--- EXCERPTED RECORDS ---
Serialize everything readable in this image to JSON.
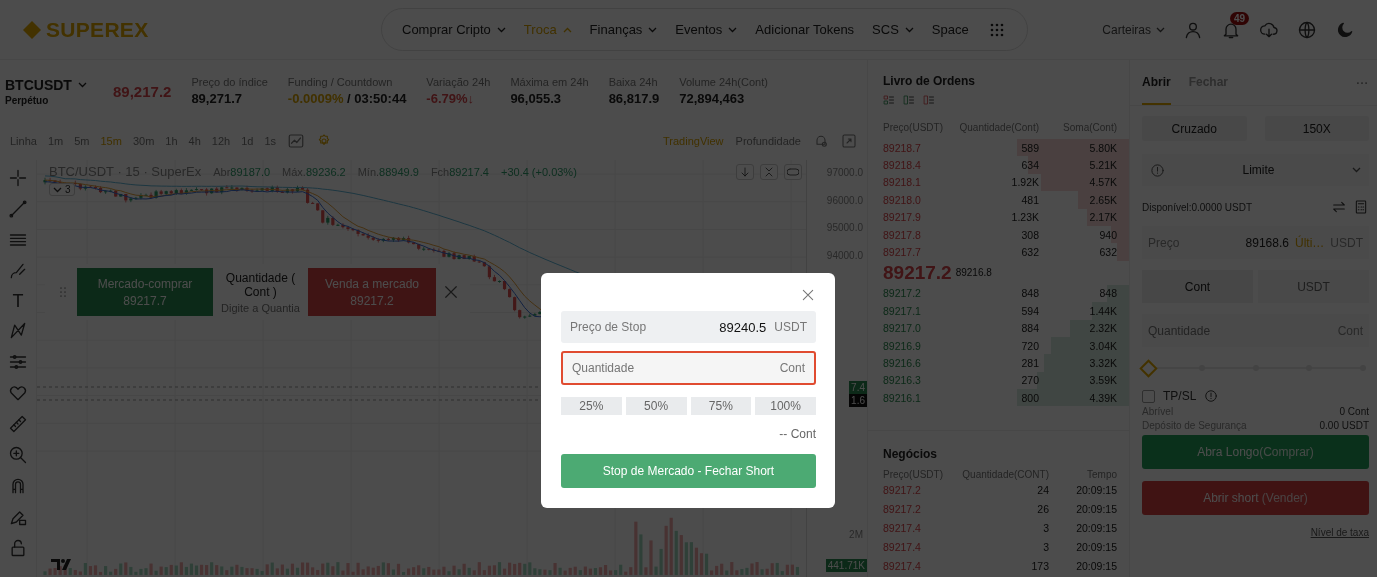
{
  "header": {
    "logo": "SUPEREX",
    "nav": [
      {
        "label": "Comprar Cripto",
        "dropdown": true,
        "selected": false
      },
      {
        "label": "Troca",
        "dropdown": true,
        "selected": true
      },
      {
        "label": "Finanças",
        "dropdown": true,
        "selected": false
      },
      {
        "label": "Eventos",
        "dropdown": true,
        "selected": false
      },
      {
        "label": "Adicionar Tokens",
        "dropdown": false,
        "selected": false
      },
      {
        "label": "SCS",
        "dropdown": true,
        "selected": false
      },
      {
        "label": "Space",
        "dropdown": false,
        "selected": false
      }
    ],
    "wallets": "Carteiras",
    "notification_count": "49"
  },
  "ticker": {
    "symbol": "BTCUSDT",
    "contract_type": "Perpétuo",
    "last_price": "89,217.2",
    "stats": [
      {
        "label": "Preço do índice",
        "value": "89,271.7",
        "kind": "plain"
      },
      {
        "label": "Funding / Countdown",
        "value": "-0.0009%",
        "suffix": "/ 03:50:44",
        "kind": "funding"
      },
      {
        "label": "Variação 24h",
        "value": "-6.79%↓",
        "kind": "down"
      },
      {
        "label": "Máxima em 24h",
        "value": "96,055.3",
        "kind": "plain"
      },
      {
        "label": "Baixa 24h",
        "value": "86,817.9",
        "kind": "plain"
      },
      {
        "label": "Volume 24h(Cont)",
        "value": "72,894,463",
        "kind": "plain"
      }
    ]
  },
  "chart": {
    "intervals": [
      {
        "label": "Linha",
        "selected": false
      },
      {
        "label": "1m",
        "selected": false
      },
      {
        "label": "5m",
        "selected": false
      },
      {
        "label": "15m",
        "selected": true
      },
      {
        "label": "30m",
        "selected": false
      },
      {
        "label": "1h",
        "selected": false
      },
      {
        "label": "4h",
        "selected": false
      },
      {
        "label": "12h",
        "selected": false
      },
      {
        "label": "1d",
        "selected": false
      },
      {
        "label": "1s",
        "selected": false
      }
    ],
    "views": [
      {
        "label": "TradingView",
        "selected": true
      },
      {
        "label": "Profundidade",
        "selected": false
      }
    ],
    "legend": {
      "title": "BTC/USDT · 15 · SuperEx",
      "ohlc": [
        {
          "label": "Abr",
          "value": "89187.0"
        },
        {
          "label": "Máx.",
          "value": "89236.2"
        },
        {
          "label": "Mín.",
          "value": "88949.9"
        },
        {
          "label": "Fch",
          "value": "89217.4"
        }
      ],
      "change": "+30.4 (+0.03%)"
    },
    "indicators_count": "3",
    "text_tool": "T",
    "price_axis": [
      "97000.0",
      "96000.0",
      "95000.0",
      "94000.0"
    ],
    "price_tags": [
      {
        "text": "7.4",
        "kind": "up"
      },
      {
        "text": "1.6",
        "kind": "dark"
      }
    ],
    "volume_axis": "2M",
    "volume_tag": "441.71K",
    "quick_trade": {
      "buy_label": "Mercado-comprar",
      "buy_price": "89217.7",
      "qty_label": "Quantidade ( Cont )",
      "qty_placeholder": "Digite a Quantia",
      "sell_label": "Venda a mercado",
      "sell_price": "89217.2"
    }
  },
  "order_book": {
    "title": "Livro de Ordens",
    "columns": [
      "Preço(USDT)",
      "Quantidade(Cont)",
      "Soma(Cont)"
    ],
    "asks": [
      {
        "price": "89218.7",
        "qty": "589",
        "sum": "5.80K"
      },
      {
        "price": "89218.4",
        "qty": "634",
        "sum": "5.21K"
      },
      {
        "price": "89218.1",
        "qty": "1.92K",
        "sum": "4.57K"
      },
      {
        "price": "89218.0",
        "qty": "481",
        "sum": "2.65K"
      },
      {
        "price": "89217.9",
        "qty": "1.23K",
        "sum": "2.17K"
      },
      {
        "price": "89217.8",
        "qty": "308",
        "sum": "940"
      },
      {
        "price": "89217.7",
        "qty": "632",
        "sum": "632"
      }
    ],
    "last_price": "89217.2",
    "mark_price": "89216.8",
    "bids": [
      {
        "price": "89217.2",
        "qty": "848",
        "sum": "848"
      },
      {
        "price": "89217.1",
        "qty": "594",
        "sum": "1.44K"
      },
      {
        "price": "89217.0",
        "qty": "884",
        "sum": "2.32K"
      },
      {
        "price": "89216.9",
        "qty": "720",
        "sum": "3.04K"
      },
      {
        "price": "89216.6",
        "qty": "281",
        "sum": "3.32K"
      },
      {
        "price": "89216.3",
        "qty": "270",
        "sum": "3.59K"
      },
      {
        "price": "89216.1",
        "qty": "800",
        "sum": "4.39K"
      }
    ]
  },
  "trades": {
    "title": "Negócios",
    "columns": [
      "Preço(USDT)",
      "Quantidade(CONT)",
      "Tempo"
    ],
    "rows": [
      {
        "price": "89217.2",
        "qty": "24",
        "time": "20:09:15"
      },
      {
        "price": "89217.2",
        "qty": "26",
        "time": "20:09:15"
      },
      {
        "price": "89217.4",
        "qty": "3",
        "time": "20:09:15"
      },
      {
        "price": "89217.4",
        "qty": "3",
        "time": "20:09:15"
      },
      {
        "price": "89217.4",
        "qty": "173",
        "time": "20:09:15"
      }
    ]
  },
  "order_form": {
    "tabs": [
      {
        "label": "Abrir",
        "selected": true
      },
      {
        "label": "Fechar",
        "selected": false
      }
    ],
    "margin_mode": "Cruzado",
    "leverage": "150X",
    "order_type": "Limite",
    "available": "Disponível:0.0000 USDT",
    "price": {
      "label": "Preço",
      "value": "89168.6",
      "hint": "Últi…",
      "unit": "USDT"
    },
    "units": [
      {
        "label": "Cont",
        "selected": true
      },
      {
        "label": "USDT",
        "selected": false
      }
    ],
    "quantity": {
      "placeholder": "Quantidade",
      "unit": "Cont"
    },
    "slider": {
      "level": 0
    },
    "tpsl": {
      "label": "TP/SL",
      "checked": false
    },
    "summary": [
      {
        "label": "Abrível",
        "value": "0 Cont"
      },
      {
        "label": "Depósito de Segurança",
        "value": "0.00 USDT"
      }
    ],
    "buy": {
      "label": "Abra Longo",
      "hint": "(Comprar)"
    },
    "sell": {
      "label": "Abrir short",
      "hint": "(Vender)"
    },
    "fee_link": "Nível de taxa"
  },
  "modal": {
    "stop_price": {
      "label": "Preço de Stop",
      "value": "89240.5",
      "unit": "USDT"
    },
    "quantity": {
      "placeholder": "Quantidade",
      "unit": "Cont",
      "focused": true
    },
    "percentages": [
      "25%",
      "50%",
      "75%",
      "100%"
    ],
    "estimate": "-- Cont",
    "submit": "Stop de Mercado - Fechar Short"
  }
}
---
--- EXCERPTED RECORDS ---
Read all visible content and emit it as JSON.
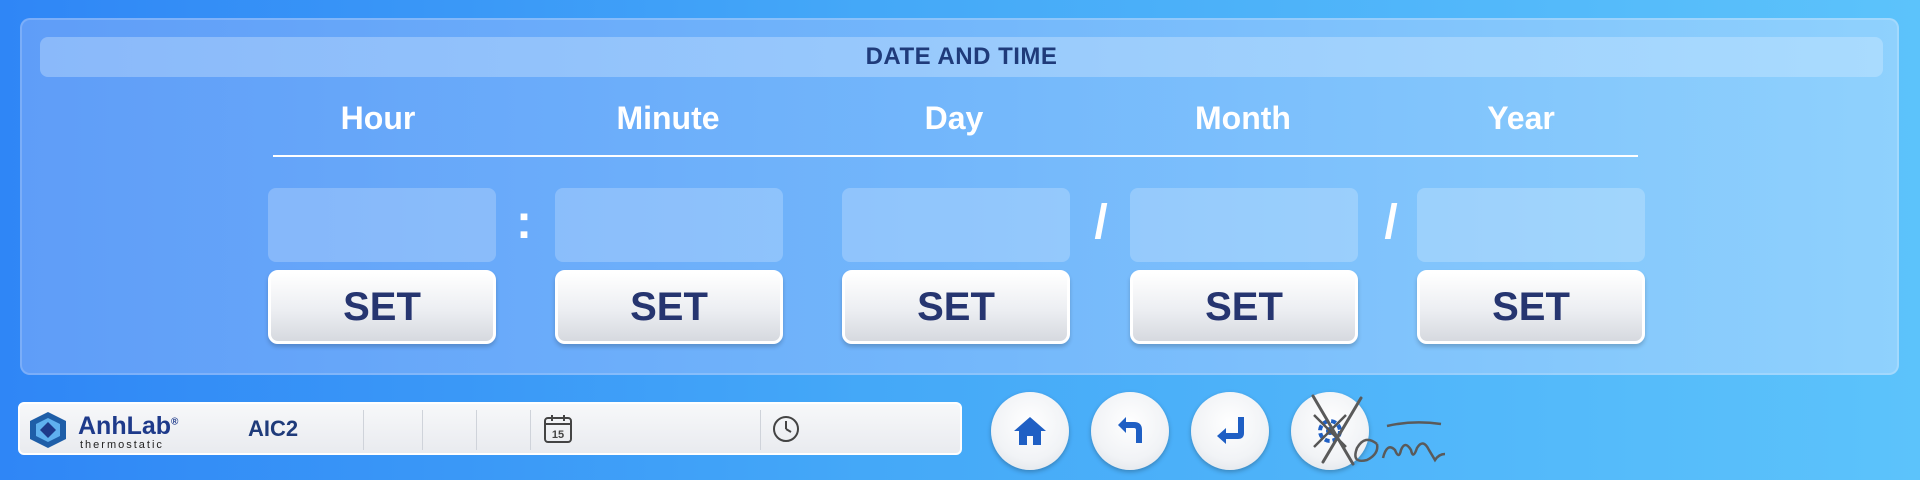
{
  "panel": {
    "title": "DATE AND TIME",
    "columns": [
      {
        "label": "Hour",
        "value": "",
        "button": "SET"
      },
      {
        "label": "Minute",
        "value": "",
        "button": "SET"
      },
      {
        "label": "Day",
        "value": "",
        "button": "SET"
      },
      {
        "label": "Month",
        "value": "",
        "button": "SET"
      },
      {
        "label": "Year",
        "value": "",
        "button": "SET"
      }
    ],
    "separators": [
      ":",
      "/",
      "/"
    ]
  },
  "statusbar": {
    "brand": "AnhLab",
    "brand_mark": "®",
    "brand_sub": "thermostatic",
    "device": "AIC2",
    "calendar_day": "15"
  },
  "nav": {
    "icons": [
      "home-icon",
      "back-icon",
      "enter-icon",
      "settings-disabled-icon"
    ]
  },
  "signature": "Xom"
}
---
--- EXCERPTED RECORDS ---
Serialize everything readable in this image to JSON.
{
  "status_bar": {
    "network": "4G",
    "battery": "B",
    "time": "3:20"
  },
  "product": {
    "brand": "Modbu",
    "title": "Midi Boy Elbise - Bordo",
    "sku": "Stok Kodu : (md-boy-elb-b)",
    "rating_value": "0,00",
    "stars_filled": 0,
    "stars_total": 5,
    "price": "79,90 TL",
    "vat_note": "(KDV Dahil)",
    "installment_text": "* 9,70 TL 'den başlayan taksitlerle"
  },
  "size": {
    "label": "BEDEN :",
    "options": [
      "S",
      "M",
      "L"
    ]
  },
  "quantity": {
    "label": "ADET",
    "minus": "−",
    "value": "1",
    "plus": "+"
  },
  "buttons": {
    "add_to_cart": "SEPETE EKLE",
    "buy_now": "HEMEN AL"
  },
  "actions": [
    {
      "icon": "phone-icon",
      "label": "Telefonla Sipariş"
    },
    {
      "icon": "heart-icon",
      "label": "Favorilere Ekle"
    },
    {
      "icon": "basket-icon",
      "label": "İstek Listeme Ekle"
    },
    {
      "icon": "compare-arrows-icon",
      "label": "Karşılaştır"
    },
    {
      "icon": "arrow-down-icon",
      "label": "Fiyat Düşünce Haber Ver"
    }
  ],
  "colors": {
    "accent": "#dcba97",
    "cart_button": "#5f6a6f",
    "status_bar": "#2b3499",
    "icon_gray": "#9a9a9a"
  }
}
---
**GOAL OF THE EXERCISE:** The records are above. How many lines in them contain the word "Preço"? Give the number alone.

**EXERCISE RESULT:** 5